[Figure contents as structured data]
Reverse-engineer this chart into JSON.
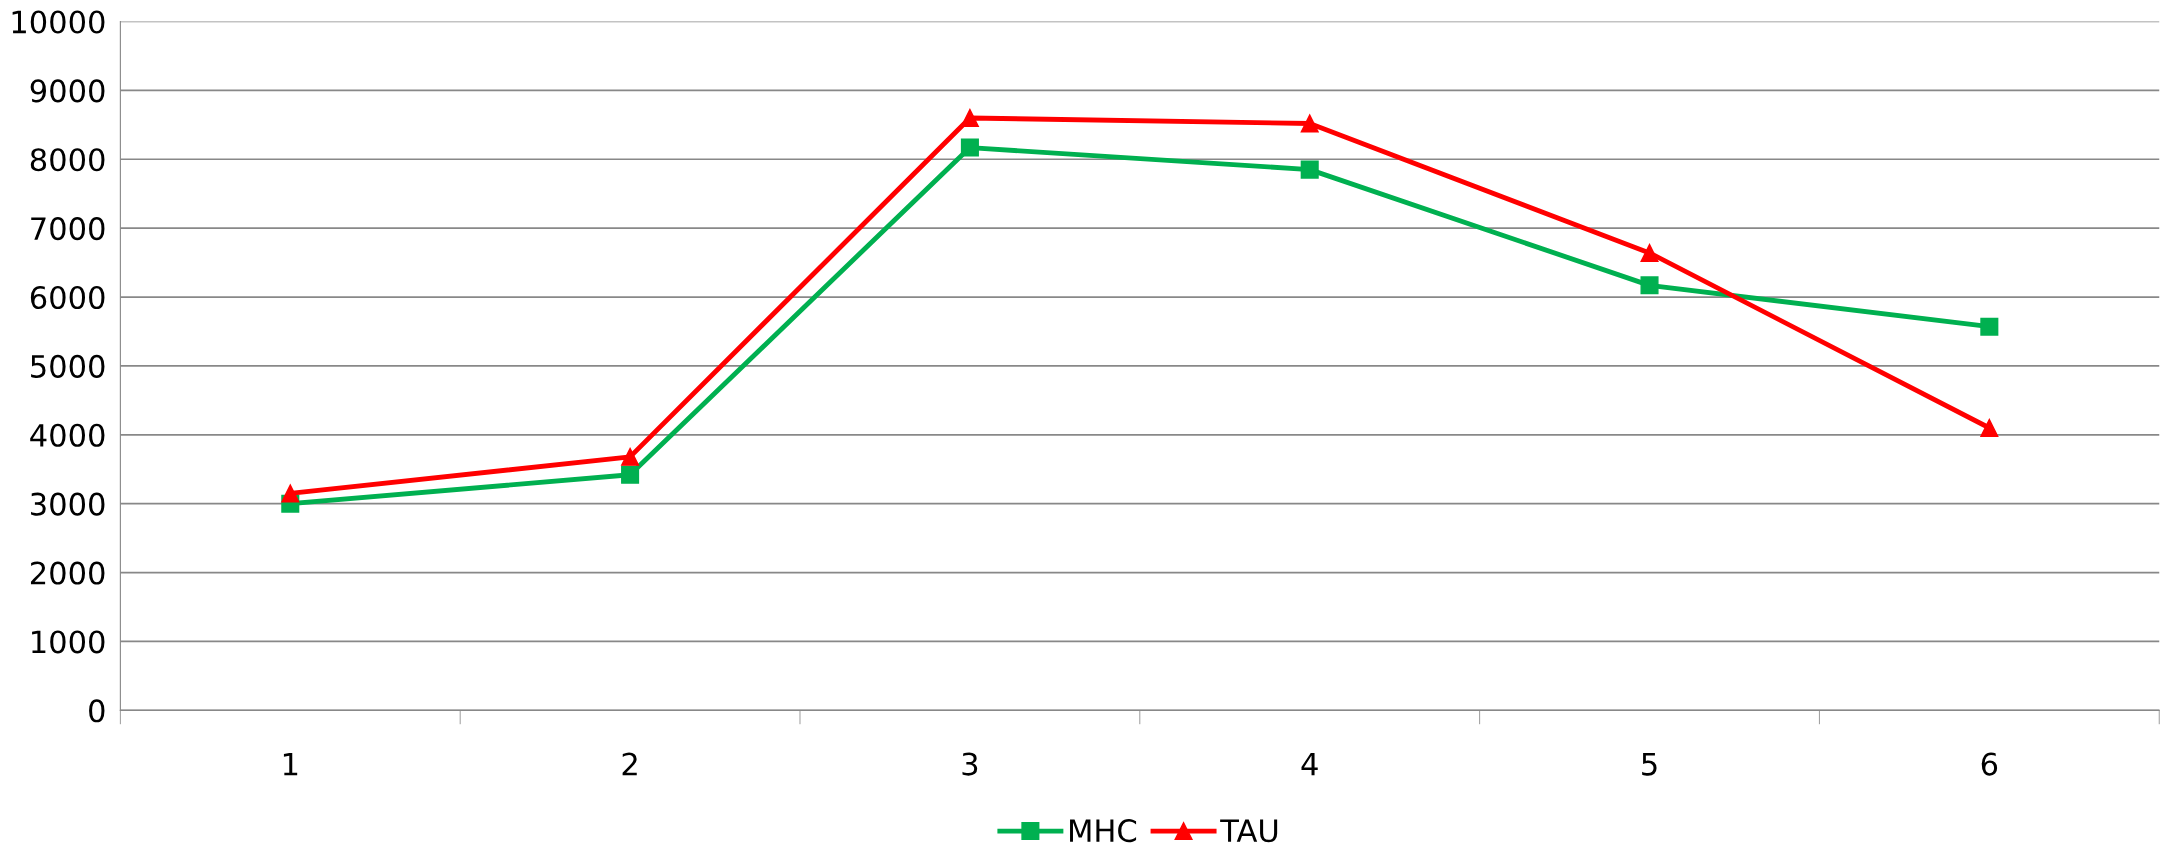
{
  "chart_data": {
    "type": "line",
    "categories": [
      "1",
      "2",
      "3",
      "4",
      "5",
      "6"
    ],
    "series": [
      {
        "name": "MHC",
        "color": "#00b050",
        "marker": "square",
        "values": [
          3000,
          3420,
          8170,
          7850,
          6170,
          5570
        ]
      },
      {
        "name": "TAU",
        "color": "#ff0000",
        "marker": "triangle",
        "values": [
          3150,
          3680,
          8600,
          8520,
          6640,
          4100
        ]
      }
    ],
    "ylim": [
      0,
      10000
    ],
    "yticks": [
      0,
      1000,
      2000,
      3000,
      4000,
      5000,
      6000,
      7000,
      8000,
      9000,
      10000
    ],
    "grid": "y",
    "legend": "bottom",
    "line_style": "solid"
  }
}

What to work on:
Reproduce the material word for word, minus the images.

Full output:
Reverse-engineer this chart into JSON.
{
  "chart_data": {
    "type": "line",
    "categories": [
      "1",
      "2",
      "3",
      "4",
      "5",
      "6"
    ],
    "series": [
      {
        "name": "MHC",
        "color": "#00b050",
        "marker": "square",
        "values": [
          3000,
          3420,
          8170,
          7850,
          6170,
          5570
        ]
      },
      {
        "name": "TAU",
        "color": "#ff0000",
        "marker": "triangle",
        "values": [
          3150,
          3680,
          8600,
          8520,
          6640,
          4100
        ]
      }
    ],
    "ylim": [
      0,
      10000
    ],
    "yticks": [
      0,
      1000,
      2000,
      3000,
      4000,
      5000,
      6000,
      7000,
      8000,
      9000,
      10000
    ],
    "grid": "y",
    "legend": "bottom",
    "line_style": "solid"
  }
}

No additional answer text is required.